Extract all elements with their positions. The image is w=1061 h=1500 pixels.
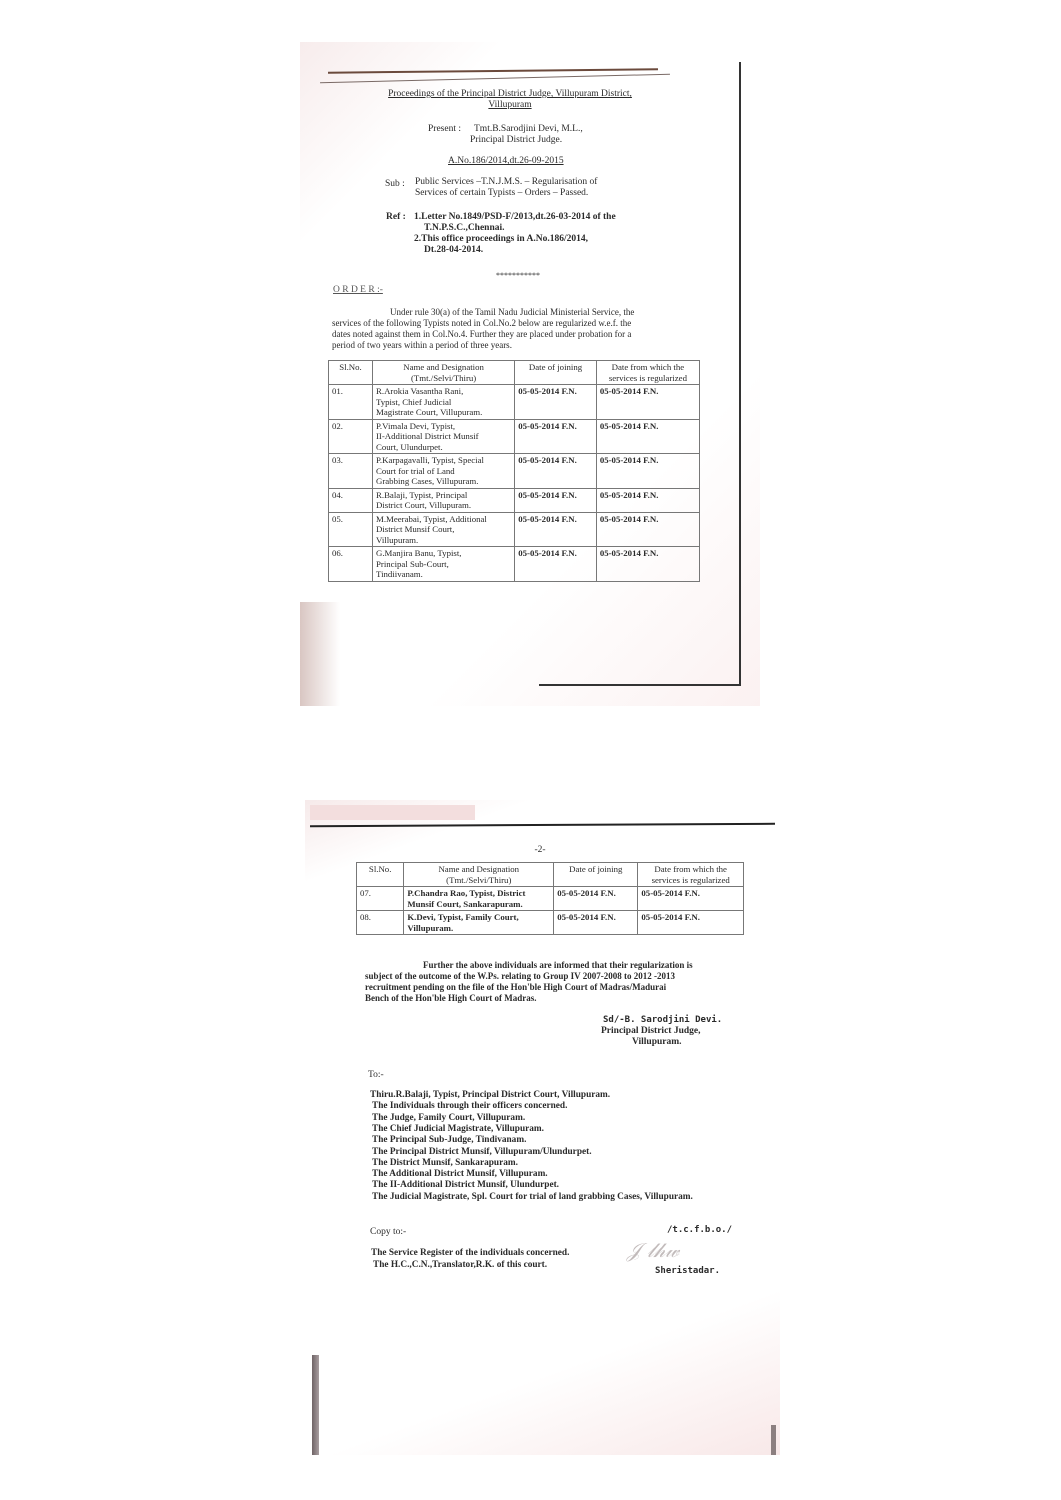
list-item: The District Munsif, Sankarapuram.	[372, 1158, 518, 1169]
table-row: 06. G.Manjira Banu, Typist,Principal Sub…	[329, 547, 700, 582]
typists-table-continued: Sl.No.Name and Designation(Tmt./Selvi/Th…	[356, 862, 744, 935]
ref-line: 1.Letter No.1849/PSD-F/2013,dt.26-03-201…	[414, 212, 616, 223]
signature-place: Villupuram.	[632, 1037, 682, 1048]
scan-edge-line	[310, 823, 775, 827]
serial-number-cell: 01.	[329, 385, 373, 420]
scan-edge	[771, 1425, 776, 1455]
ref-line: T.N.P.S.C.,Chennai.	[424, 223, 505, 234]
scan-edge-line	[320, 74, 670, 84]
table-row: 04. R.Balaji, Typist, PrincipalDistrict …	[329, 488, 700, 512]
serial-number-cell: 07.	[357, 887, 404, 911]
column-header: Name and Designation(Tmt./Selvi/Thiru)	[373, 361, 515, 385]
subject-label: Sub :	[385, 179, 405, 190]
table-header-row: Sl.No.Name and Designation(Tmt./Selvi/Th…	[357, 863, 744, 887]
present-designation: Principal District Judge.	[470, 135, 562, 146]
name-designation-cell: K.Devi, Typist, Family Court,Villupuram.	[404, 911, 554, 935]
list-item: The Principal Sub-Judge, Tindivanam.	[372, 1135, 526, 1146]
name-designation-cell: R.Balaji, Typist, PrincipalDistrict Cour…	[373, 488, 515, 512]
list-item: The Principal District Munsif, Villupura…	[372, 1147, 592, 1158]
column-header: Sl.No.	[329, 361, 373, 385]
name-designation-cell: P.Vimala Devi, Typist,II-Additional Dist…	[373, 419, 515, 454]
joining-date-cell: 05-05-2014 F.N.	[515, 547, 597, 582]
serial-number-cell: 06.	[329, 547, 373, 582]
table-row: 08. K.Devi, Typist, Family Court,Villupu…	[357, 911, 744, 935]
table-row: 05. M.Meerabai, Typist, AdditionalDistri…	[329, 512, 700, 547]
table-row: 07. P.Chandra Rao, Typist, DistrictMunsi…	[357, 887, 744, 911]
typists-table: Sl.No.Name and Designation(Tmt./Selvi/Th…	[328, 360, 700, 582]
order-paragraph: dates noted against them in Col.No.4. Fu…	[332, 329, 631, 340]
present-name: Tmt.B.Sarodjini Devi, M.L.,	[474, 124, 583, 135]
regularized-date-cell: 05-05-2014 F.N.	[596, 385, 699, 420]
order-paragraph: services of the following Typists noted …	[332, 318, 631, 329]
reference-number: A.No.186/2014,dt.26-09-2015	[448, 156, 564, 167]
column-header: Date from which theservices is regulariz…	[638, 863, 744, 887]
list-item: The Chief Judicial Magistrate, Villupura…	[372, 1124, 544, 1135]
order-heading: O R D E R :-	[333, 285, 383, 296]
name-designation-cell: R.Arokia Vasantha Rani,Typist, Chief Jud…	[373, 385, 515, 420]
scan-edge-line	[328, 68, 658, 73]
to-label: To:-	[368, 1070, 384, 1081]
regularized-date-cell: 05-05-2014 F.N.	[596, 547, 699, 582]
scan-shadow	[310, 805, 475, 820]
note-paragraph: recruitment pending on the file of the H…	[365, 982, 666, 993]
scan-border-right	[739, 62, 741, 686]
list-item: The Individuals through their officers c…	[372, 1101, 567, 1112]
joining-date-cell: 05-05-2014 F.N.	[515, 454, 597, 489]
copy-to-label: Copy to:-	[370, 1227, 406, 1238]
column-header: Sl.No.	[357, 863, 404, 887]
subject-line: Public Services –T.N.J.M.S. – Regularisa…	[415, 177, 597, 188]
order-paragraph: period of two years within a period of t…	[332, 340, 512, 351]
subject-line: Services of certain Typists – Orders – P…	[415, 188, 588, 199]
scanned-page-2: -2- Sl.No.Name and Designation(Tmt./Selv…	[305, 800, 780, 1455]
ref-line: 2.This office proceedings in A.No.186/20…	[414, 234, 588, 245]
note-paragraph: Further the above individuals are inform…	[423, 960, 693, 971]
table-header-row: Sl.No.Name and Designation(Tmt./Selvi/Th…	[329, 361, 700, 385]
scan-border-bottom	[539, 684, 741, 686]
list-item: The H.C.,C.N.,Translator,R.K. of this co…	[373, 1260, 547, 1271]
sheristadar-label: Sheristadar.	[655, 1266, 720, 1277]
table-row: 02. P.Vimala Devi, Typist,II-Additional …	[329, 419, 700, 454]
table-row: 01. R.Arokia Vasantha Rani,Typist, Chief…	[329, 385, 700, 420]
signature-designation: Principal District Judge,	[601, 1026, 700, 1037]
order-paragraph: Under rule 30(a) of the Tamil Nadu Judic…	[390, 307, 634, 318]
list-item: The II-Additional District Munsif, Ulund…	[372, 1180, 559, 1191]
scan-shadow	[300, 602, 340, 706]
signature-name: Sd/-B. Sarodjini Devi.	[603, 1015, 722, 1026]
joining-date-cell: 05-05-2014 F.N.	[515, 512, 597, 547]
regularized-date-cell: 05-05-2014 F.N.	[596, 419, 699, 454]
joining-date-cell: 05-05-2014 F.N.	[554, 911, 638, 935]
present-label: Present :	[428, 124, 461, 135]
joining-date-cell: 05-05-2014 F.N.	[515, 488, 597, 512]
scan-edge	[312, 1355, 319, 1455]
ref-line: Dt.28-04-2014.	[424, 245, 483, 256]
list-item: The Judge, Family Court, Villupuram.	[372, 1113, 525, 1124]
list-item: The Judicial Magistrate, Spl. Court for …	[372, 1192, 693, 1203]
serial-number-cell: 03.	[329, 454, 373, 489]
list-item: Thiru.R.Balaji, Typist, Principal Distri…	[370, 1090, 610, 1101]
serial-number-cell: 05.	[329, 512, 373, 547]
joining-date-cell: 05-05-2014 F.N.	[515, 385, 597, 420]
document-title-line2: Villupuram	[300, 100, 720, 111]
joining-date-cell: 05-05-2014 F.N.	[515, 419, 597, 454]
regularized-date-cell: 05-05-2014 F.N.	[638, 887, 744, 911]
serial-number-cell: 04.	[329, 488, 373, 512]
name-designation-cell: P.Chandra Rao, Typist, DistrictMunsif Co…	[404, 887, 554, 911]
name-designation-cell: M.Meerabai, Typist, AdditionalDistrict M…	[373, 512, 515, 547]
scanned-page-1: Proceedings of the Principal District Ju…	[300, 42, 760, 706]
column-header: Date from which theservices is regulariz…	[596, 361, 699, 385]
table-row: 03. P.Karpagavalli, Typist, SpecialCourt…	[329, 454, 700, 489]
joining-date-cell: 05-05-2014 F.N.	[554, 887, 638, 911]
column-header: Date of joining	[554, 863, 638, 887]
note-paragraph: Bench of the Hon'ble High Court of Madra…	[365, 993, 537, 1004]
regularized-date-cell: 05-05-2014 F.N.	[638, 911, 744, 935]
page-number: -2-	[305, 845, 775, 856]
list-item: The Service Register of the individuals …	[371, 1248, 569, 1259]
ref-label: Ref :	[386, 212, 406, 223]
name-designation-cell: P.Karpagavalli, Typist, SpecialCourt for…	[373, 454, 515, 489]
separator-stars: ***********	[496, 270, 540, 281]
column-header: Name and Designation(Tmt./Selvi/Thiru)	[404, 863, 554, 887]
regularized-date-cell: 05-05-2014 F.N.	[596, 512, 699, 547]
serial-number-cell: 02.	[329, 419, 373, 454]
column-header: Date of joining	[515, 361, 597, 385]
handwritten-signature: 𝒥 𝓁𝒽𝓌	[627, 1238, 679, 1262]
regularized-date-cell: 05-05-2014 F.N.	[596, 454, 699, 489]
list-item: The Additional District Munsif, Villupur…	[372, 1169, 548, 1180]
regularized-date-cell: 05-05-2014 F.N.	[596, 488, 699, 512]
name-designation-cell: G.Manjira Banu, Typist,Principal Sub-Cou…	[373, 547, 515, 582]
serial-number-cell: 08.	[357, 911, 404, 935]
tcfbo-mark: /t.c.f.b.o./	[667, 1225, 732, 1236]
document-title: Proceedings of the Principal District Ju…	[300, 89, 720, 100]
note-paragraph: subject of the outcome of the W.Ps. rela…	[365, 971, 675, 982]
··········
Exercise details
Can you duplicate the stretch of the listing from the line containing "list-item: The District" through the line containing "typists-table-continued: Sl.No.Name and"?

Task solution
list-item: The District Munsif, Sankarapuram.	[372, 1158, 518, 1169]
table-row: 06. G.Manjira Banu, Typist,Principal Sub…	[329, 547, 700, 582]
typists-table-continued: Sl.No.Name and Designation(Tmt./Selvi/Th…	[356, 862, 744, 935]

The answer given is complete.